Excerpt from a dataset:
************
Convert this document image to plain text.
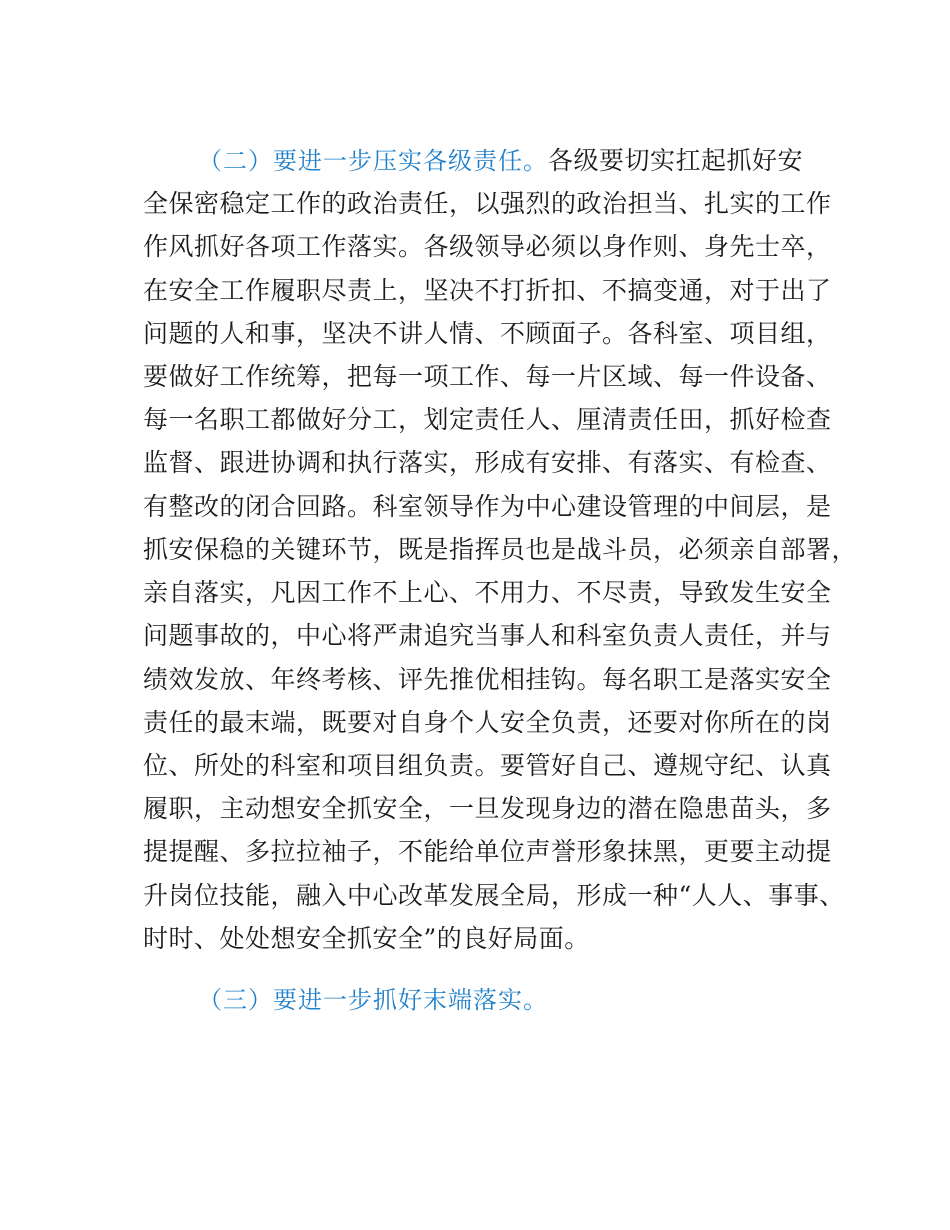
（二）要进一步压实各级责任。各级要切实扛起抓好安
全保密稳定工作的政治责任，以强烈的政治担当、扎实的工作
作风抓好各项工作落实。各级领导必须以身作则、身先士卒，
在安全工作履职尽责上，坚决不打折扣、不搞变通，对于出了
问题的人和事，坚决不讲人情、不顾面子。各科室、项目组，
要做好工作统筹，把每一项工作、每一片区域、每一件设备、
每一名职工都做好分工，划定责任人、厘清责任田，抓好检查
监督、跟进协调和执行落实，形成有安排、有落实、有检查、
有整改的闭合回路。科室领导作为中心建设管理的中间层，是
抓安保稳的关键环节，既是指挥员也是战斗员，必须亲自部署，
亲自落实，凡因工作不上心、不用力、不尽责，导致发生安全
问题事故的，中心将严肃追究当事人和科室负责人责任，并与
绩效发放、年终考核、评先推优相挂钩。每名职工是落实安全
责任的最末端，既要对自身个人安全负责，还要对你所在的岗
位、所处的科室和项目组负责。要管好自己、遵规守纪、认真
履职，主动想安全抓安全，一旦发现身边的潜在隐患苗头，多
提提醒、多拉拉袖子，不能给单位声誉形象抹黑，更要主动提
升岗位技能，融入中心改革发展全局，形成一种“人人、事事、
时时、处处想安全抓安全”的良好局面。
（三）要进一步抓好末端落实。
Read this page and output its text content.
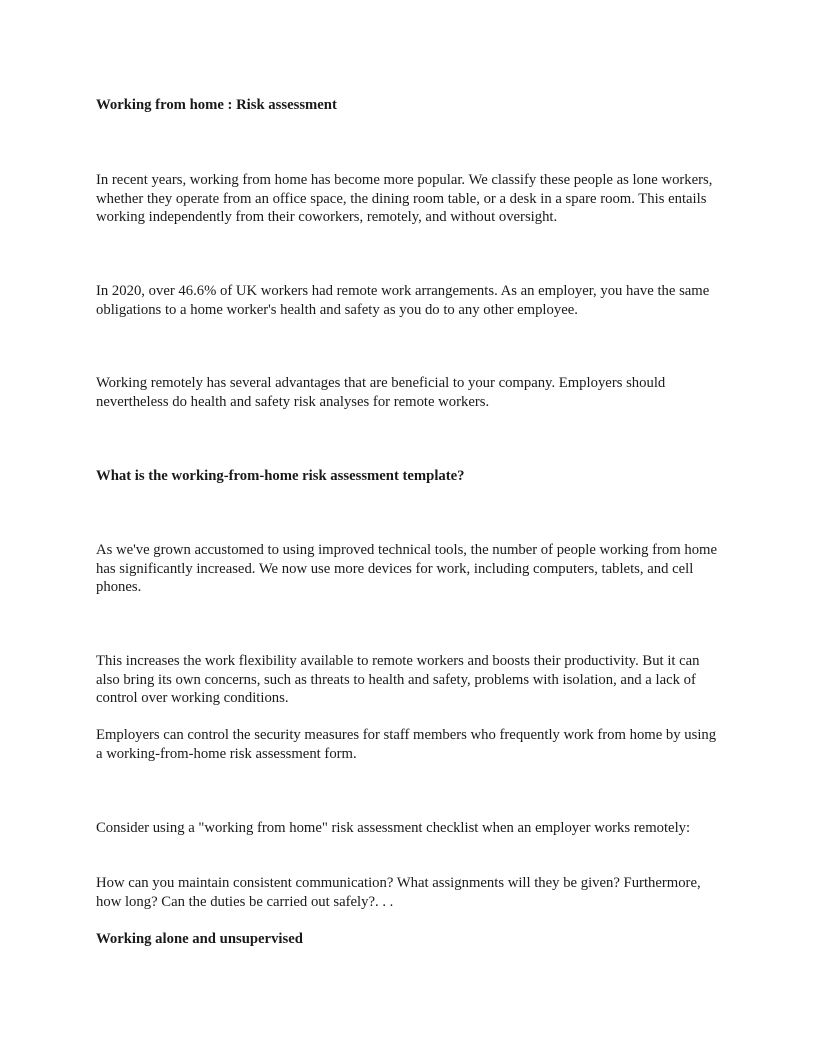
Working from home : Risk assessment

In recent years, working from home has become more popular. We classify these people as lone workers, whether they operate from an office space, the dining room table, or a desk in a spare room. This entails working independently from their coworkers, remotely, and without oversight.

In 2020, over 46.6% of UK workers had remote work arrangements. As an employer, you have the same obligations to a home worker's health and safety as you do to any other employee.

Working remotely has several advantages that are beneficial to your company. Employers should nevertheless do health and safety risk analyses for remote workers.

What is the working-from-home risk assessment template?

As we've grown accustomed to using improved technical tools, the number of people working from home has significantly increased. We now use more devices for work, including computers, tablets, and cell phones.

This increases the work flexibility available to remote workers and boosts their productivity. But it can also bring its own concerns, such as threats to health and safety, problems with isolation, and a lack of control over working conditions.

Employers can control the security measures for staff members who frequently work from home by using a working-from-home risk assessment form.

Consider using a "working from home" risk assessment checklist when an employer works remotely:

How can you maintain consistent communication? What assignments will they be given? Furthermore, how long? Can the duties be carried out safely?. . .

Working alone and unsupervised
************
What you have to do: Make a verbatim copy of all the entries and strip out the pictures.

Exercise response:
Convert this document image to plain text.
（二）要进一步压实各级责任。各级要切实扛起抓好安
全保密稳定工作的政治责任，以强烈的政治担当、扎实的工作
作风抓好各项工作落实。各级领导必须以身作则、身先士卒，
在安全工作履职尽责上，坚决不打折扣、不搞变通，对于出了
问题的人和事，坚决不讲人情、不顾面子。各科室、项目组，
要做好工作统筹，把每一项工作、每一片区域、每一件设备、
每一名职工都做好分工，划定责任人、厘清责任田，抓好检查
监督、跟进协调和执行落实，形成有安排、有落实、有检查、
有整改的闭合回路。科室领导作为中心建设管理的中间层，是
抓安保稳的关键环节，既是指挥员也是战斗员，必须亲自部署，
亲自落实，凡因工作不上心、不用力、不尽责，导致发生安全
问题事故的，中心将严肃追究当事人和科室负责人责任，并与
绩效发放、年终考核、评先推优相挂钩。每名职工是落实安全
责任的最末端，既要对自身个人安全负责，还要对你所在的岗
位、所处的科室和项目组负责。要管好自己、遵规守纪、认真
履职，主动想安全抓安全，一旦发现身边的潜在隐患苗头，多
提提醒、多拉拉袖子，不能给单位声誉形象抹黑，更要主动提
升岗位技能，融入中心改革发展全局，形成一种“人人、事事、
时时、处处想安全抓安全”的良好局面。
（三）要进一步抓好末端落实。
Read this page and output its text content.
Working from home : Risk assessment

In recent years, working from home has become more popular. We classify these people as lone workers, whether they operate from an office space, the dining room table, or a desk in a spare room. This entails working independently from their coworkers, remotely, and without oversight.

In 2020, over 46.6% of UK workers had remote work arrangements. As an employer, you have the same obligations to a home worker's health and safety as you do to any other employee.

Working remotely has several advantages that are beneficial to your company. Employers should nevertheless do health and safety risk analyses for remote workers.

What is the working-from-home risk assessment template?

As we've grown accustomed to using improved technical tools, the number of people working from home has significantly increased. We now use more devices for work, including computers, tablets, and cell phones.

This increases the work flexibility available to remote workers and boosts their productivity. But it can also bring its own concerns, such as threats to health and safety, problems with isolation, and a lack of control over working conditions.

Employers can control the security measures for staff members who frequently work from home by using a working-from-home risk assessment form.

Consider using a "working from home" risk assessment checklist when an employer works remotely:

How can you maintain consistent communication? What assignments will they be given? Furthermore, how long? Can the duties be carried out safely?. . .

Working alone and unsupervised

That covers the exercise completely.